Problem: How many of the lines contain the string "quát"? Give the number, with no other words.

Items:

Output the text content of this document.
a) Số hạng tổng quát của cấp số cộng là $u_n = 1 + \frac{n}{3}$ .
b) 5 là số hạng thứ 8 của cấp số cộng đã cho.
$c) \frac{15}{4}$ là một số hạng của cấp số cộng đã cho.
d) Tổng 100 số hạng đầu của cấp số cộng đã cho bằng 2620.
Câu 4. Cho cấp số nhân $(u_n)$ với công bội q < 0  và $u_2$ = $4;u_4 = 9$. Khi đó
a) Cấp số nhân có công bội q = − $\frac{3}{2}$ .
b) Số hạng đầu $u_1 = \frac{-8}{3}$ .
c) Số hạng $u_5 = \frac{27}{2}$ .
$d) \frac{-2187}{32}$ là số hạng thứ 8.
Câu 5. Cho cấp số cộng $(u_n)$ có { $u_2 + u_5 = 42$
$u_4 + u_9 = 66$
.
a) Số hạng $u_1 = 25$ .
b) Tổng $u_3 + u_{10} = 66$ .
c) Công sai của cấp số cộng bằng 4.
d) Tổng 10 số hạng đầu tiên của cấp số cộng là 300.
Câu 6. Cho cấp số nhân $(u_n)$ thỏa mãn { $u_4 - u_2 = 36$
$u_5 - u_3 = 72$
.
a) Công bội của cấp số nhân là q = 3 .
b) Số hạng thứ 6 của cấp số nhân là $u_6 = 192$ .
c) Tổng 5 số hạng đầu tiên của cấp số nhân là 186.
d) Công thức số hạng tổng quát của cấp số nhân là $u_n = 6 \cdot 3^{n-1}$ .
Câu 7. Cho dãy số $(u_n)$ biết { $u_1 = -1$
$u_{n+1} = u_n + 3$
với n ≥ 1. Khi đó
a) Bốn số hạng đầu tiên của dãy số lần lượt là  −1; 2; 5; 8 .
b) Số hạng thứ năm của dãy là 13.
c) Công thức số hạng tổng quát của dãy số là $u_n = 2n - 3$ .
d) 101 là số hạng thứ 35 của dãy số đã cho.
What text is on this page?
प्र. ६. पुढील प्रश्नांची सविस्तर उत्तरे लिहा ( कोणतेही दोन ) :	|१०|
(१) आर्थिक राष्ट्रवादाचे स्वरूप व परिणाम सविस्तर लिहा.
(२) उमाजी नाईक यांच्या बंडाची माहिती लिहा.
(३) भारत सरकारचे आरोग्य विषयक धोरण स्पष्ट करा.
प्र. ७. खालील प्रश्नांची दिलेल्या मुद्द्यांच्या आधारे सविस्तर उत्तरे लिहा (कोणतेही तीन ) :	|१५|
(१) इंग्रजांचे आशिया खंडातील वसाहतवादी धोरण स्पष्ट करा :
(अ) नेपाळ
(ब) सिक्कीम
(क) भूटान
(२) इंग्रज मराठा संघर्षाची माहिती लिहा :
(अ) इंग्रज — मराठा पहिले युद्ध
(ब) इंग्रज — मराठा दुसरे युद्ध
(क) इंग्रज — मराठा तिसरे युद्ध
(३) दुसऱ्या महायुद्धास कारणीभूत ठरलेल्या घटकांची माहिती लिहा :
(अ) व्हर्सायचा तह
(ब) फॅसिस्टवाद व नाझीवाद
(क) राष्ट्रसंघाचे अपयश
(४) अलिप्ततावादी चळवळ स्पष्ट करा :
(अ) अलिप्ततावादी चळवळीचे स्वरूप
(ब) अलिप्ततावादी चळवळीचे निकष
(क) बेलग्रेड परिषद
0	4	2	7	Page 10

Solution: 3